Your objective:
Reproduce the listing exactly, with no pictures in your copy.
--- Data for processing ---
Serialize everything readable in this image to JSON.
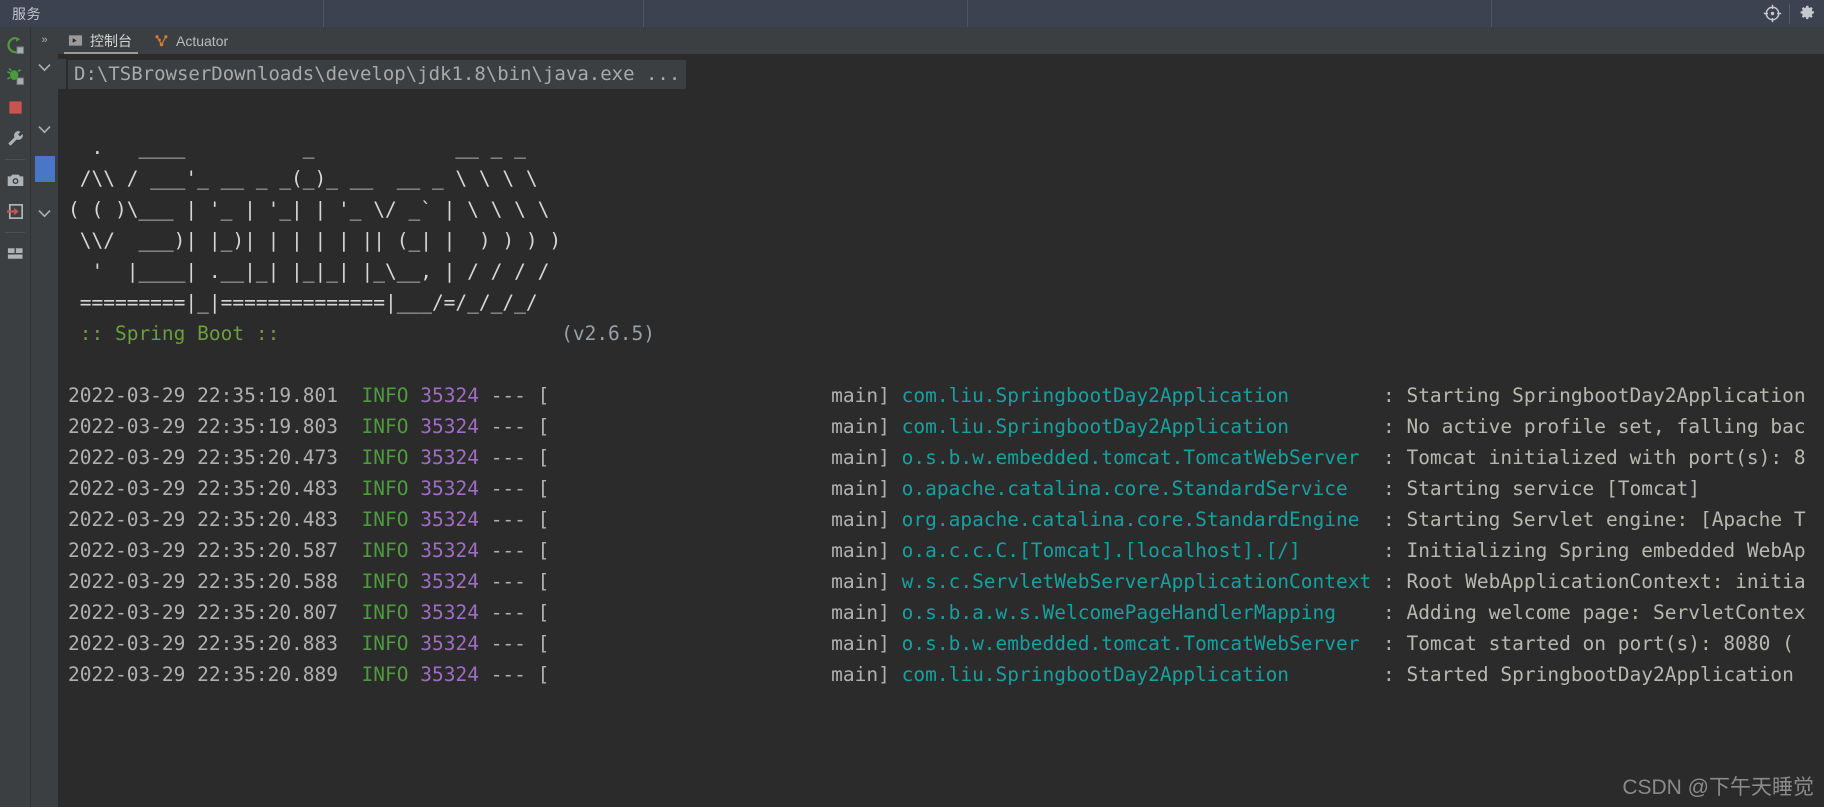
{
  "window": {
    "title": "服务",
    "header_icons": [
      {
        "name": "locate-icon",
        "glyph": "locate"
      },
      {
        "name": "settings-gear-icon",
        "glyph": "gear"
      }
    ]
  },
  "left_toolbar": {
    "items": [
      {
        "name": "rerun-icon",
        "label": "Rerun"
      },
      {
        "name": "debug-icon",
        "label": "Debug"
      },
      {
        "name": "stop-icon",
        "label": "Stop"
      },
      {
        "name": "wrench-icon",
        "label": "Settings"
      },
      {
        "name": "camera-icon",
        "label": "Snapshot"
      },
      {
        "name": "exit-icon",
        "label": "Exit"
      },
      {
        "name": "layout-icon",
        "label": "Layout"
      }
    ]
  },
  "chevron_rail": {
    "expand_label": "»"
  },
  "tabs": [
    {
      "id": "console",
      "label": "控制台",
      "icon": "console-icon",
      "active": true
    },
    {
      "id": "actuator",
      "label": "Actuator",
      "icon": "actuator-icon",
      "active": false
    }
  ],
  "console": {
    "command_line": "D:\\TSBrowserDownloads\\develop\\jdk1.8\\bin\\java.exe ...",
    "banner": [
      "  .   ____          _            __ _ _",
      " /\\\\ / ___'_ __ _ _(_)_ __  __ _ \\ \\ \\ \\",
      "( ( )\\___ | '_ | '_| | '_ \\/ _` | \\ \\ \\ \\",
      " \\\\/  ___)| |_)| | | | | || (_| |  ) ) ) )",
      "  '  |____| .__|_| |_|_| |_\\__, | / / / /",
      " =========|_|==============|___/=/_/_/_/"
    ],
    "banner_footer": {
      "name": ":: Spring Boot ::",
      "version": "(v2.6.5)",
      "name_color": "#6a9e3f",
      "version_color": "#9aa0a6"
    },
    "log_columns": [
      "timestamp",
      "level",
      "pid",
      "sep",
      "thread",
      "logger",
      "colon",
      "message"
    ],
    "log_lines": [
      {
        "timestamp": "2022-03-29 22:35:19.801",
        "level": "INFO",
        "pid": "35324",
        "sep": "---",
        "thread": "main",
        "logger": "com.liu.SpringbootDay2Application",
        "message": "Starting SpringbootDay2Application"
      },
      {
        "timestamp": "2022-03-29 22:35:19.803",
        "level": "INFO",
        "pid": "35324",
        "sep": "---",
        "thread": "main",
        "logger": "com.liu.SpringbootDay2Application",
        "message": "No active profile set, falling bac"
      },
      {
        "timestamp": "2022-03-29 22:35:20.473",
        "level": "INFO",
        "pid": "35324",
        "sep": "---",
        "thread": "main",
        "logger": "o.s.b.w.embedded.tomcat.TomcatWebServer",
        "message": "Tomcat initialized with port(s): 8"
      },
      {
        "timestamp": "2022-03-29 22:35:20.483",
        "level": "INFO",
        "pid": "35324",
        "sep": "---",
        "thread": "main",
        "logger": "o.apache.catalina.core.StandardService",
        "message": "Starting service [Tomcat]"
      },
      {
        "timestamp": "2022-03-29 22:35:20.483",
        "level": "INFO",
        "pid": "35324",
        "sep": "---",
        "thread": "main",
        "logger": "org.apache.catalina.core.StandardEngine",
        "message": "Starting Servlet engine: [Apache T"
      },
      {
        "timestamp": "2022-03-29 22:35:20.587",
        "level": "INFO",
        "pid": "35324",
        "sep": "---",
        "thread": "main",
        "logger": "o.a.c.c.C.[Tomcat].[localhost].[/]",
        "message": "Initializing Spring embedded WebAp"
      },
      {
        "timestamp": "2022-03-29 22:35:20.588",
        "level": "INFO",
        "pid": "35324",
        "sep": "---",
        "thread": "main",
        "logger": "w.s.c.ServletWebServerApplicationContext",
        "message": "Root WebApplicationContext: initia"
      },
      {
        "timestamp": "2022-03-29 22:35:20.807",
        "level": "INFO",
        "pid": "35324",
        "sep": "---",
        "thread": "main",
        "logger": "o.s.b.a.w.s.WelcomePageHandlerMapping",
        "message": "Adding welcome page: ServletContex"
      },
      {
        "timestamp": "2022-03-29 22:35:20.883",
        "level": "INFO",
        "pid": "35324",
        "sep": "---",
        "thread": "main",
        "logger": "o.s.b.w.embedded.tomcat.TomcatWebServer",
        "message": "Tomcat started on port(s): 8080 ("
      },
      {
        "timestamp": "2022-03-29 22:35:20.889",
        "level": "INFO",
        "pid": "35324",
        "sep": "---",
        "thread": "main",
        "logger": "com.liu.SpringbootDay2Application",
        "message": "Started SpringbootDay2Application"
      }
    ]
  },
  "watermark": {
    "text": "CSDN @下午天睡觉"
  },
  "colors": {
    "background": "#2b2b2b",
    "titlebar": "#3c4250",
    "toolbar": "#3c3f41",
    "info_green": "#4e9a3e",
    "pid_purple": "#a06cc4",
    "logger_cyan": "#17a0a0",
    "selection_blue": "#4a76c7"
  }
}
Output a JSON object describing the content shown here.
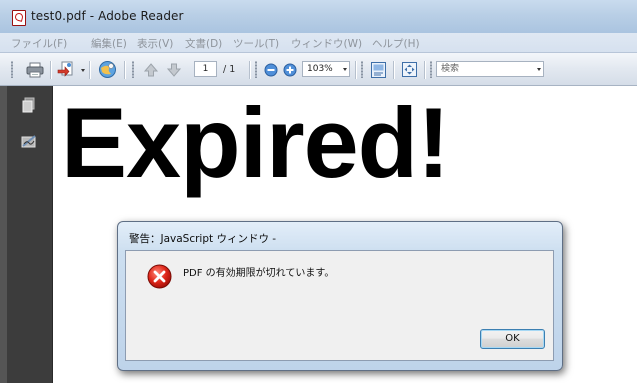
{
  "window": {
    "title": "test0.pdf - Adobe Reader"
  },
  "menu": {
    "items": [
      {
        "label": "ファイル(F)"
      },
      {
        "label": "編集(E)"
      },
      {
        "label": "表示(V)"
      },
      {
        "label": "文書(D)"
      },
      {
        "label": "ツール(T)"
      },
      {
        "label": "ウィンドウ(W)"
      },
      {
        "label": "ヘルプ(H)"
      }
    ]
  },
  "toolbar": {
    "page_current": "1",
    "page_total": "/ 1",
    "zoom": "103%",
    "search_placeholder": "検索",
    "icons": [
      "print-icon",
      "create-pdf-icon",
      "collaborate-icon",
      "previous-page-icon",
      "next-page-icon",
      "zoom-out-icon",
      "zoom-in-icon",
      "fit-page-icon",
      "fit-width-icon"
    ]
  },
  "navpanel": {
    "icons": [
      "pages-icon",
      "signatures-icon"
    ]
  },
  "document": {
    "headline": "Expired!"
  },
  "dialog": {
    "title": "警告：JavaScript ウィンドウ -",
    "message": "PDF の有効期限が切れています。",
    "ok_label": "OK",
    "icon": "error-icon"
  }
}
---
The response:
Serialize everything readable in this image to JSON.
{
  "window": {
    "title": "服务",
    "header_icons": [
      {
        "name": "locate-icon",
        "glyph": "locate"
      },
      {
        "name": "settings-gear-icon",
        "glyph": "gear"
      }
    ]
  },
  "left_toolbar": {
    "items": [
      {
        "name": "rerun-icon",
        "label": "Rerun"
      },
      {
        "name": "debug-icon",
        "label": "Debug"
      },
      {
        "name": "stop-icon",
        "label": "Stop"
      },
      {
        "name": "wrench-icon",
        "label": "Settings"
      },
      {
        "name": "camera-icon",
        "label": "Snapshot"
      },
      {
        "name": "exit-icon",
        "label": "Exit"
      },
      {
        "name": "layout-icon",
        "label": "Layout"
      }
    ]
  },
  "chevron_rail": {
    "expand_label": "»"
  },
  "tabs": [
    {
      "id": "console",
      "label": "控制台",
      "icon": "console-icon",
      "active": true
    },
    {
      "id": "actuator",
      "label": "Actuator",
      "icon": "actuator-icon",
      "active": false
    }
  ],
  "console": {
    "command_line": "D:\\TSBrowserDownloads\\develop\\jdk1.8\\bin\\java.exe ...",
    "banner": [
      "  .   ____          _            __ _ _",
      " /\\\\ / ___'_ __ _ _(_)_ __  __ _ \\ \\ \\ \\",
      "( ( )\\___ | '_ | '_| | '_ \\/ _` | \\ \\ \\ \\",
      " \\\\/  ___)| |_)| | | | | || (_| |  ) ) ) )",
      "  '  |____| .__|_| |_|_| |_\\__, | / / / /",
      " =========|_|==============|___/=/_/_/_/"
    ],
    "banner_footer": {
      "name": ":: Spring Boot ::",
      "version": "(v2.6.5)",
      "name_color": "#6a9e3f",
      "version_color": "#9aa0a6"
    },
    "log_columns": [
      "timestamp",
      "level",
      "pid",
      "sep",
      "thread",
      "logger",
      "colon",
      "message"
    ],
    "log_lines": [
      {
        "timestamp": "2022-03-29 22:35:19.801",
        "level": "INFO",
        "pid": "35324",
        "sep": "---",
        "thread": "main",
        "logger": "com.liu.SpringbootDay2Application",
        "message": "Starting SpringbootDay2Application"
      },
      {
        "timestamp": "2022-03-29 22:35:19.803",
        "level": "INFO",
        "pid": "35324",
        "sep": "---",
        "thread": "main",
        "logger": "com.liu.SpringbootDay2Application",
        "message": "No active profile set, falling bac"
      },
      {
        "timestamp": "2022-03-29 22:35:20.473",
        "level": "INFO",
        "pid": "35324",
        "sep": "---",
        "thread": "main",
        "logger": "o.s.b.w.embedded.tomcat.TomcatWebServer",
        "message": "Tomcat initialized with port(s): 8"
      },
      {
        "timestamp": "2022-03-29 22:35:20.483",
        "level": "INFO",
        "pid": "35324",
        "sep": "---",
        "thread": "main",
        "logger": "o.apache.catalina.core.StandardService",
        "message": "Starting service [Tomcat]"
      },
      {
        "timestamp": "2022-03-29 22:35:20.483",
        "level": "INFO",
        "pid": "35324",
        "sep": "---",
        "thread": "main",
        "logger": "org.apache.catalina.core.StandardEngine",
        "message": "Starting Servlet engine: [Apache T"
      },
      {
        "timestamp": "2022-03-29 22:35:20.587",
        "level": "INFO",
        "pid": "35324",
        "sep": "---",
        "thread": "main",
        "logger": "o.a.c.c.C.[Tomcat].[localhost].[/]",
        "message": "Initializing Spring embedded WebAp"
      },
      {
        "timestamp": "2022-03-29 22:35:20.588",
        "level": "INFO",
        "pid": "35324",
        "sep": "---",
        "thread": "main",
        "logger": "w.s.c.ServletWebServerApplicationContext",
        "message": "Root WebApplicationContext: initia"
      },
      {
        "timestamp": "2022-03-29 22:35:20.807",
        "level": "INFO",
        "pid": "35324",
        "sep": "---",
        "thread": "main",
        "logger": "o.s.b.a.w.s.WelcomePageHandlerMapping",
        "message": "Adding welcome page: ServletContex"
      },
      {
        "timestamp": "2022-03-29 22:35:20.883",
        "level": "INFO",
        "pid": "35324",
        "sep": "---",
        "thread": "main",
        "logger": "o.s.b.w.embedded.tomcat.TomcatWebServer",
        "message": "Tomcat started on port(s): 8080 ("
      },
      {
        "timestamp": "2022-03-29 22:35:20.889",
        "level": "INFO",
        "pid": "35324",
        "sep": "---",
        "thread": "main",
        "logger": "com.liu.SpringbootDay2Application",
        "message": "Started SpringbootDay2Application"
      }
    ]
  },
  "watermark": {
    "text": "CSDN @下午天睡觉"
  },
  "colors": {
    "background": "#2b2b2b",
    "titlebar": "#3c4250",
    "toolbar": "#3c3f41",
    "info_green": "#4e9a3e",
    "pid_purple": "#a06cc4",
    "logger_cyan": "#17a0a0",
    "selection_blue": "#4a76c7"
  }
}
Output a JSON object describing the content shown here.
{
  "window": {
    "title": "test0.pdf - Adobe Reader"
  },
  "menu": {
    "items": [
      {
        "label": "ファイル(F)"
      },
      {
        "label": "編集(E)"
      },
      {
        "label": "表示(V)"
      },
      {
        "label": "文書(D)"
      },
      {
        "label": "ツール(T)"
      },
      {
        "label": "ウィンドウ(W)"
      },
      {
        "label": "ヘルプ(H)"
      }
    ]
  },
  "toolbar": {
    "page_current": "1",
    "page_total": "/ 1",
    "zoom": "103%",
    "search_placeholder": "検索",
    "icons": [
      "print-icon",
      "create-pdf-icon",
      "collaborate-icon",
      "previous-page-icon",
      "next-page-icon",
      "zoom-out-icon",
      "zoom-in-icon",
      "fit-page-icon",
      "fit-width-icon"
    ]
  },
  "navpanel": {
    "icons": [
      "pages-icon",
      "signatures-icon"
    ]
  },
  "document": {
    "headline": "Expired!"
  },
  "dialog": {
    "title": "警告：JavaScript ウィンドウ -",
    "message": "PDF の有効期限が切れています。",
    "ok_label": "OK",
    "icon": "error-icon"
  }
}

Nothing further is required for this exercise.